[Data entries]
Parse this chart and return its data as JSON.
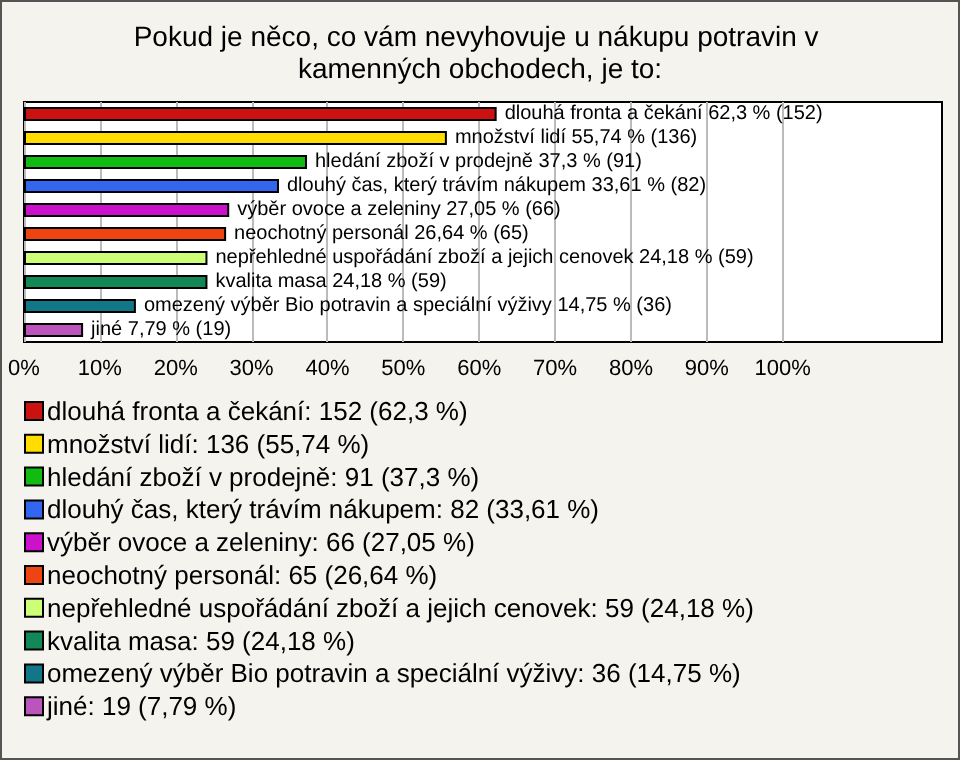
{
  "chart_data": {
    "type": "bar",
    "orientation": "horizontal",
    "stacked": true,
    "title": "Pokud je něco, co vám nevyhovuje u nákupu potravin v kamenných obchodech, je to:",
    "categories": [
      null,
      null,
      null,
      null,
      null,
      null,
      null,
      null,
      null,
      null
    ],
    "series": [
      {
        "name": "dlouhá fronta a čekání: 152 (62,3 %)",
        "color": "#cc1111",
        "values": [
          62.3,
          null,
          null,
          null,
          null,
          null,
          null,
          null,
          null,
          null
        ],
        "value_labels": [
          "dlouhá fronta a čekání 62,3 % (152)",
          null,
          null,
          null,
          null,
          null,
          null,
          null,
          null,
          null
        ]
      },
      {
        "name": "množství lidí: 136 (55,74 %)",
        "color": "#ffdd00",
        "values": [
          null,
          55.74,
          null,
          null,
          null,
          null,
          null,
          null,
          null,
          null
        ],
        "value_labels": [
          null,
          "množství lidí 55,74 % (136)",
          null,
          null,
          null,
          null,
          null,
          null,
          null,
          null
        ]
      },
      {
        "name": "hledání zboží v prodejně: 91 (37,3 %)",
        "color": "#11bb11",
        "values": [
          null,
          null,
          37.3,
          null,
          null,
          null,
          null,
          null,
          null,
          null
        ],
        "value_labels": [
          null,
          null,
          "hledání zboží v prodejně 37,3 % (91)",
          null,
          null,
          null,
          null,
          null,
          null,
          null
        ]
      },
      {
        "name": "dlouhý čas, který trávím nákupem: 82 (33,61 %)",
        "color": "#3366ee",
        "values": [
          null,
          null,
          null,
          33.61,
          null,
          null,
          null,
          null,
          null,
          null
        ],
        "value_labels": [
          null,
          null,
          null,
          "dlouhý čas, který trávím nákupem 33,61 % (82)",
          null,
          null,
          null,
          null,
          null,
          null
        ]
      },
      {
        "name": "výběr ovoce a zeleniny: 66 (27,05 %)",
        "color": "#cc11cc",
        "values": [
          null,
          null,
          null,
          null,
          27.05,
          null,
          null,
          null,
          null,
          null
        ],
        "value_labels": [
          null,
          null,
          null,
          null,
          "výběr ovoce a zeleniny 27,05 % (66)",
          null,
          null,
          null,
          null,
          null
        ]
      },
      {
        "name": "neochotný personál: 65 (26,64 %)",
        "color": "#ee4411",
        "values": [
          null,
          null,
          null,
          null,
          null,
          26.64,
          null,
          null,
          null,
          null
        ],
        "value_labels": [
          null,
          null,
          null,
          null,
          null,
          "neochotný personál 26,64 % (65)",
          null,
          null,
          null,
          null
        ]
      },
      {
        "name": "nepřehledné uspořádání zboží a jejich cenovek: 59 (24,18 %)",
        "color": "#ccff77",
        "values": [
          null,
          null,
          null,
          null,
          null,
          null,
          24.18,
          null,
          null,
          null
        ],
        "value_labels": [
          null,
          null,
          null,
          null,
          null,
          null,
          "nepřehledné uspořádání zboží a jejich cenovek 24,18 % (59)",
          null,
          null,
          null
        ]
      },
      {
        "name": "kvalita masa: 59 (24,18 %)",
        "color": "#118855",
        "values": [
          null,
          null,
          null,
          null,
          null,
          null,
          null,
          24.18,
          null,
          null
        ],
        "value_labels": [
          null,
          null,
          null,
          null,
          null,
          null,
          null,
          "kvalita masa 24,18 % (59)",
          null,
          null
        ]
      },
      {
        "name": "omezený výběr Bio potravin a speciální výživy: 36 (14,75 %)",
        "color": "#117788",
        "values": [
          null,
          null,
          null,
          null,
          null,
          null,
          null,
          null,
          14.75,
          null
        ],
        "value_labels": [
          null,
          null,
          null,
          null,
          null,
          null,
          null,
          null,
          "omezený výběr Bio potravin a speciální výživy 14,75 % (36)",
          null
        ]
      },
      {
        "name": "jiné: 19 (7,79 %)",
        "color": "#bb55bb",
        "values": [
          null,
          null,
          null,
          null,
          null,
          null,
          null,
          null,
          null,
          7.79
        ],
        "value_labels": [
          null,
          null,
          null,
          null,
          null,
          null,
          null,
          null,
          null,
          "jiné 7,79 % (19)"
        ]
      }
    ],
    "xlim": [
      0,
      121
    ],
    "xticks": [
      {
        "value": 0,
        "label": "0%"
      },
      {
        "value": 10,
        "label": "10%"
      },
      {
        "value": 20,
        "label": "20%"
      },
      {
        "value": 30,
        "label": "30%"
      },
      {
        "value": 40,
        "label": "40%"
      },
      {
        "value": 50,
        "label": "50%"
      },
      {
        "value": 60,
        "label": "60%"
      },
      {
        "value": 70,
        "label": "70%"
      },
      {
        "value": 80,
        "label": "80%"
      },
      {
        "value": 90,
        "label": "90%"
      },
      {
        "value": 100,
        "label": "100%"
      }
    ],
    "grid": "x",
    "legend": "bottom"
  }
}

*YOUR TASK:*
Omit the images and transcribe all of the records above word for word.

*SOLUTION FOR THIS PROBLEM:*
Parse this chart and return its data as JSON.
{
  "chart_data": {
    "type": "bar",
    "orientation": "horizontal",
    "stacked": true,
    "title": "Pokud je něco, co vám nevyhovuje u nákupu potravin v kamenných obchodech, je to:",
    "categories": [
      null,
      null,
      null,
      null,
      null,
      null,
      null,
      null,
      null,
      null
    ],
    "series": [
      {
        "name": "dlouhá fronta a čekání: 152 (62,3 %)",
        "color": "#cc1111",
        "values": [
          62.3,
          null,
          null,
          null,
          null,
          null,
          null,
          null,
          null,
          null
        ],
        "value_labels": [
          "dlouhá fronta a čekání 62,3 % (152)",
          null,
          null,
          null,
          null,
          null,
          null,
          null,
          null,
          null
        ]
      },
      {
        "name": "množství lidí: 136 (55,74 %)",
        "color": "#ffdd00",
        "values": [
          null,
          55.74,
          null,
          null,
          null,
          null,
          null,
          null,
          null,
          null
        ],
        "value_labels": [
          null,
          "množství lidí 55,74 % (136)",
          null,
          null,
          null,
          null,
          null,
          null,
          null,
          null
        ]
      },
      {
        "name": "hledání zboží v prodejně: 91 (37,3 %)",
        "color": "#11bb11",
        "values": [
          null,
          null,
          37.3,
          null,
          null,
          null,
          null,
          null,
          null,
          null
        ],
        "value_labels": [
          null,
          null,
          "hledání zboží v prodejně 37,3 % (91)",
          null,
          null,
          null,
          null,
          null,
          null,
          null
        ]
      },
      {
        "name": "dlouhý čas, který trávím nákupem: 82 (33,61 %)",
        "color": "#3366ee",
        "values": [
          null,
          null,
          null,
          33.61,
          null,
          null,
          null,
          null,
          null,
          null
        ],
        "value_labels": [
          null,
          null,
          null,
          "dlouhý čas, který trávím nákupem 33,61 % (82)",
          null,
          null,
          null,
          null,
          null,
          null
        ]
      },
      {
        "name": "výběr ovoce a zeleniny: 66 (27,05 %)",
        "color": "#cc11cc",
        "values": [
          null,
          null,
          null,
          null,
          27.05,
          null,
          null,
          null,
          null,
          null
        ],
        "value_labels": [
          null,
          null,
          null,
          null,
          "výběr ovoce a zeleniny 27,05 % (66)",
          null,
          null,
          null,
          null,
          null
        ]
      },
      {
        "name": "neochotný personál: 65 (26,64 %)",
        "color": "#ee4411",
        "values": [
          null,
          null,
          null,
          null,
          null,
          26.64,
          null,
          null,
          null,
          null
        ],
        "value_labels": [
          null,
          null,
          null,
          null,
          null,
          "neochotný personál 26,64 % (65)",
          null,
          null,
          null,
          null
        ]
      },
      {
        "name": "nepřehledné uspořádání zboží a jejich cenovek: 59 (24,18 %)",
        "color": "#ccff77",
        "values": [
          null,
          null,
          null,
          null,
          null,
          null,
          24.18,
          null,
          null,
          null
        ],
        "value_labels": [
          null,
          null,
          null,
          null,
          null,
          null,
          "nepřehledné uspořádání zboží a jejich cenovek 24,18 % (59)",
          null,
          null,
          null
        ]
      },
      {
        "name": "kvalita masa: 59 (24,18 %)",
        "color": "#118855",
        "values": [
          null,
          null,
          null,
          null,
          null,
          null,
          null,
          24.18,
          null,
          null
        ],
        "value_labels": [
          null,
          null,
          null,
          null,
          null,
          null,
          null,
          "kvalita masa 24,18 % (59)",
          null,
          null
        ]
      },
      {
        "name": "omezený výběr Bio potravin a speciální výživy: 36 (14,75 %)",
        "color": "#117788",
        "values": [
          null,
          null,
          null,
          null,
          null,
          null,
          null,
          null,
          14.75,
          null
        ],
        "value_labels": [
          null,
          null,
          null,
          null,
          null,
          null,
          null,
          null,
          "omezený výběr Bio potravin a speciální výživy 14,75 % (36)",
          null
        ]
      },
      {
        "name": "jiné: 19 (7,79 %)",
        "color": "#bb55bb",
        "values": [
          null,
          null,
          null,
          null,
          null,
          null,
          null,
          null,
          null,
          7.79
        ],
        "value_labels": [
          null,
          null,
          null,
          null,
          null,
          null,
          null,
          null,
          null,
          "jiné 7,79 % (19)"
        ]
      }
    ],
    "xlim": [
      0,
      121
    ],
    "xticks": [
      {
        "value": 0,
        "label": "0%"
      },
      {
        "value": 10,
        "label": "10%"
      },
      {
        "value": 20,
        "label": "20%"
      },
      {
        "value": 30,
        "label": "30%"
      },
      {
        "value": 40,
        "label": "40%"
      },
      {
        "value": 50,
        "label": "50%"
      },
      {
        "value": 60,
        "label": "60%"
      },
      {
        "value": 70,
        "label": "70%"
      },
      {
        "value": 80,
        "label": "80%"
      },
      {
        "value": 90,
        "label": "90%"
      },
      {
        "value": 100,
        "label": "100%"
      }
    ],
    "grid": "x",
    "legend": "bottom"
  }
}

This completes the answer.